*** Opening of GIVEN DATA ***
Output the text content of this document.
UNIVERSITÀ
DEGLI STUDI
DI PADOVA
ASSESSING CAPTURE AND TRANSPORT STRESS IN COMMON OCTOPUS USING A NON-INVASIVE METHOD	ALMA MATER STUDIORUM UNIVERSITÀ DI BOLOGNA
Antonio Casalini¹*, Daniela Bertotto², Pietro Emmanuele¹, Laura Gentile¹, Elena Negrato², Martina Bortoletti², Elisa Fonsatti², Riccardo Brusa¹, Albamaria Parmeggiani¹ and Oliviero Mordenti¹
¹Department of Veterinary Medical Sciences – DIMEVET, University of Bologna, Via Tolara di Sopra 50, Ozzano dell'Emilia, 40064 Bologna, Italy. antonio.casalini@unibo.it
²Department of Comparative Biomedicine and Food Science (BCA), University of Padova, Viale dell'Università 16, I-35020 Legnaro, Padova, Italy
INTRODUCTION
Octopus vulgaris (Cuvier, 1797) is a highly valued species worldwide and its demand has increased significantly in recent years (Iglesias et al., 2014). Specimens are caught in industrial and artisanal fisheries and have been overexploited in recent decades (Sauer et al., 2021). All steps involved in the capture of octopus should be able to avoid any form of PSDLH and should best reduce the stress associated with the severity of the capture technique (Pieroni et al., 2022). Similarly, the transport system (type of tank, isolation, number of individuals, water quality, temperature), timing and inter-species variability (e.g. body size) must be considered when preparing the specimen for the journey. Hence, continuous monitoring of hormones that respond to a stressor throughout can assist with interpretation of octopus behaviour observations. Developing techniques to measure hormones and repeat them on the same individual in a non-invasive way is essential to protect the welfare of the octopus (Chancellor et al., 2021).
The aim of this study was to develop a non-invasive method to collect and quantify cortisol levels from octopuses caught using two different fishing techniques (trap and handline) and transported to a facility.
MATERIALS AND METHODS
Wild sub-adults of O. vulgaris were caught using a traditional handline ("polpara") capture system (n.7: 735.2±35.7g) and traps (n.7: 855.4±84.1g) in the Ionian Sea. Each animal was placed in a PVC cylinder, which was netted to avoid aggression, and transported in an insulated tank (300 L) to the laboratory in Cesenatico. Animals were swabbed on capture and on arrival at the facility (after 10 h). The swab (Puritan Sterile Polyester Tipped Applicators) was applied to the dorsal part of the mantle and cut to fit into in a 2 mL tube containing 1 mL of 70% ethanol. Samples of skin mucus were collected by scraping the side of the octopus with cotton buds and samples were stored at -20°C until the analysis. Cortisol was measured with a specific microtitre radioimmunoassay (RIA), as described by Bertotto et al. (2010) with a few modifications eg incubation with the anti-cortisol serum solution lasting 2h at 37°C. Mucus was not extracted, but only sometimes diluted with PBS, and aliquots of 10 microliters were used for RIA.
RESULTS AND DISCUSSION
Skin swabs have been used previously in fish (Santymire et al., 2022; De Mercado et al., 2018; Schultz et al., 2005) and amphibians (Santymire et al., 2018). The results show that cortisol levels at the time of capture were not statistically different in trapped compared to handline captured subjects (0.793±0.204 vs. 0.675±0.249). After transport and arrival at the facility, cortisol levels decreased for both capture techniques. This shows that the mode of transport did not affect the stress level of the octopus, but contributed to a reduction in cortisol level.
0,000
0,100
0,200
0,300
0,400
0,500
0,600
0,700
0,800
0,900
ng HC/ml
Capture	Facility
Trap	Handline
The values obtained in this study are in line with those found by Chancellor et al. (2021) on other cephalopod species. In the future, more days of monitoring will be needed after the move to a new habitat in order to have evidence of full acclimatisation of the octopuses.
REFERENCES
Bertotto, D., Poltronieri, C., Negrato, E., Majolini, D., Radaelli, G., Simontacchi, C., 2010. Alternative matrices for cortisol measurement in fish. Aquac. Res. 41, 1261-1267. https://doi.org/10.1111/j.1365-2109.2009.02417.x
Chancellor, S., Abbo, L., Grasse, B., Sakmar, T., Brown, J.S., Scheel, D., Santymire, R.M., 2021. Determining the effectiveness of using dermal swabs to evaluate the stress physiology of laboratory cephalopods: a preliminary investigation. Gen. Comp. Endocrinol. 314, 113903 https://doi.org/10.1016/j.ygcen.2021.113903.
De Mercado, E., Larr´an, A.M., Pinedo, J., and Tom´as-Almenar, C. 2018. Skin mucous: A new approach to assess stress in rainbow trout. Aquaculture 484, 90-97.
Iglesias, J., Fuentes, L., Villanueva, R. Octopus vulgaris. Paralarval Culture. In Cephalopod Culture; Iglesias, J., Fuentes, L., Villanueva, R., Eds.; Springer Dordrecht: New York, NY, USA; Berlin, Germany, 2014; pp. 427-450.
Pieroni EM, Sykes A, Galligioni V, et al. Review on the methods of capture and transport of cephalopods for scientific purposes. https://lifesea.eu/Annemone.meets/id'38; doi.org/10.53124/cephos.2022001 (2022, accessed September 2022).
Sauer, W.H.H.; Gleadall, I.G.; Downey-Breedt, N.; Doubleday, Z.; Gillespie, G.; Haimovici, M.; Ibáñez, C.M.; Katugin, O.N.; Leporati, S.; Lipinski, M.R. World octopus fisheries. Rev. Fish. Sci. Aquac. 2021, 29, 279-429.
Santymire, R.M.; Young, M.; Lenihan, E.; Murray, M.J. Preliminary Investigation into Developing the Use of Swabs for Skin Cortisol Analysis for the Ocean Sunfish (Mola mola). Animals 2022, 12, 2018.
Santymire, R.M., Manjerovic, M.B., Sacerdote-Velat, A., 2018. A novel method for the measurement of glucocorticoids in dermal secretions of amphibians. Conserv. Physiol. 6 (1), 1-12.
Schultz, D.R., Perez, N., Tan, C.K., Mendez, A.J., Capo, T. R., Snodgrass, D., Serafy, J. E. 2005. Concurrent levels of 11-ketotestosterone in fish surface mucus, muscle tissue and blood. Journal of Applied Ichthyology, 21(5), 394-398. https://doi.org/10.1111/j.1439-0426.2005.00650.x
*** Close of GIVEN DATA ***
#### [TASK STATEMENT]
Could the entries above be output once more, exactly as they are?

#### [WRITTEN ANSWER]
Output the text content of this document.
UNIVERSITÀ
DEGLI STUDI
DI PADOVA
ASSESSING CAPTURE AND TRANSPORT STRESS IN COMMON OCTOPUS USING A NON-INVASIVE METHOD	ALMA MATER STUDIORUM UNIVERSITÀ DI BOLOGNA
Antonio Casalini¹*, Daniela Bertotto², Pietro Emmanuele¹, Laura Gentile¹, Elena Negrato², Martina Bortoletti², Elisa Fonsatti², Riccardo Brusa¹, Albamaria Parmeggiani¹ and Oliviero Mordenti¹
¹Department of Veterinary Medical Sciences – DIMEVET, University of Bologna, Via Tolara di Sopra 50, Ozzano dell'Emilia, 40064 Bologna, Italy. antonio.casalini@unibo.it
²Department of Comparative Biomedicine and Food Science (BCA), University of Padova, Viale dell'Università 16, I-35020 Legnaro, Padova, Italy
INTRODUCTION
Octopus vulgaris (Cuvier, 1797) is a highly valued species worldwide and its demand has increased significantly in recent years (Iglesias et al., 2014). Specimens are caught in industrial and artisanal fisheries and have been overexploited in recent decades (Sauer et al., 2021). All steps involved in the capture of octopus should be able to avoid any form of PSDLH and should best reduce the stress associated with the severity of the capture technique (Pieroni et al., 2022). Similarly, the transport system (type of tank, isolation, number of individuals, water quality, temperature), timing and inter-species variability (e.g. body size) must be considered when preparing the specimen for the journey. Hence, continuous monitoring of hormones that respond to a stressor throughout can assist with interpretation of octopus behaviour observations. Developing techniques to measure hormones and repeat them on the same individual in a non-invasive way is essential to protect the welfare of the octopus (Chancellor et al., 2021).
The aim of this study was to develop a non-invasive method to collect and quantify cortisol levels from octopuses caught using two different fishing techniques (trap and handline) and transported to a facility.
MATERIALS AND METHODS
Wild sub-adults of O. vulgaris were caught using a traditional handline ("polpara") capture system (n.7: 735.2±35.7g) and traps (n.7: 855.4±84.1g) in the Ionian Sea. Each animal was placed in a PVC cylinder, which was netted to avoid aggression, and transported in an insulated tank (300 L) to the laboratory in Cesenatico. Animals were swabbed on capture and on arrival at the facility (after 10 h). The swab (Puritan Sterile Polyester Tipped Applicators) was applied to the dorsal part of the mantle and cut to fit into in a 2 mL tube containing 1 mL of 70% ethanol. Samples of skin mucus were collected by scraping the side of the octopus with cotton buds and samples were stored at -20°C until the analysis. Cortisol was measured with a specific microtitre radioimmunoassay (RIA), as described by Bertotto et al. (2010) with a few modifications eg incubation with the anti-cortisol serum solution lasting 2h at 37°C. Mucus was not extracted, but only sometimes diluted with PBS, and aliquots of 10 microliters were used for RIA.
RESULTS AND DISCUSSION
Skin swabs have been used previously in fish (Santymire et al., 2022; De Mercado et al., 2018; Schultz et al., 2005) and amphibians (Santymire et al., 2018). The results show that cortisol levels at the time of capture were not statistically different in trapped compared to handline captured subjects (0.793±0.204 vs. 0.675±0.249). After transport and arrival at the facility, cortisol levels decreased for both capture techniques. This shows that the mode of transport did not affect the stress level of the octopus, but contributed to a reduction in cortisol level.
0,000
0,100
0,200
0,300
0,400
0,500
0,600
0,700
0,800
0,900
ng HC/ml
Capture	Facility
Trap	Handline
The values obtained in this study are in line with those found by Chancellor et al. (2021) on other cephalopod species. In the future, more days of monitoring will be needed after the move to a new habitat in order to have evidence of full acclimatisation of the octopuses.
REFERENCES
Bertotto, D., Poltronieri, C., Negrato, E., Majolini, D., Radaelli, G., Simontacchi, C., 2010. Alternative matrices for cortisol measurement in fish. Aquac. Res. 41, 1261-1267. https://doi.org/10.1111/j.1365-2109.2009.02417.x
Chancellor, S., Abbo, L., Grasse, B., Sakmar, T., Brown, J.S., Scheel, D., Santymire, R.M., 2021. Determining the effectiveness of using dermal swabs to evaluate the stress physiology of laboratory cephalopods: a preliminary investigation. Gen. Comp. Endocrinol. 314, 113903 https://doi.org/10.1016/j.ygcen.2021.113903.
De Mercado, E., Larr´an, A.M., Pinedo, J., and Tom´as-Almenar, C. 2018. Skin mucous: A new approach to assess stress in rainbow trout. Aquaculture 484, 90-97.
Iglesias, J., Fuentes, L., Villanueva, R. Octopus vulgaris. Paralarval Culture. In Cephalopod Culture; Iglesias, J., Fuentes, L., Villanueva, R., Eds.; Springer Dordrecht: New York, NY, USA; Berlin, Germany, 2014; pp. 427-450.
Pieroni EM, Sykes A, Galligioni V, et al. Review on the methods of capture and transport of cephalopods for scientific purposes. https://lifesea.eu/Annemone.meets/id'38; doi.org/10.53124/cephos.2022001 (2022, accessed September 2022).
Sauer, W.H.H.; Gleadall, I.G.; Downey-Breedt, N.; Doubleday, Z.; Gillespie, G.; Haimovici, M.; Ibáñez, C.M.; Katugin, O.N.; Leporati, S.; Lipinski, M.R. World octopus fisheries. Rev. Fish. Sci. Aquac. 2021, 29, 279-429.
Santymire, R.M.; Young, M.; Lenihan, E.; Murray, M.J. Preliminary Investigation into Developing the Use of Swabs for Skin Cortisol Analysis for the Ocean Sunfish (Mola mola). Animals 2022, 12, 2018.
Santymire, R.M., Manjerovic, M.B., Sacerdote-Velat, A., 2018. A novel method for the measurement of glucocorticoids in dermal secretions of amphibians. Conserv. Physiol. 6 (1), 1-12.
Schultz, D.R., Perez, N., Tan, C.K., Mendez, A.J., Capo, T. R., Snodgrass, D., Serafy, J. E. 2005. Concurrent levels of 11-ketotestosterone in fish surface mucus, muscle tissue and blood. Journal of Applied Ichthyology, 21(5), 394-398. https://doi.org/10.1111/j.1439-0426.2005.00650.x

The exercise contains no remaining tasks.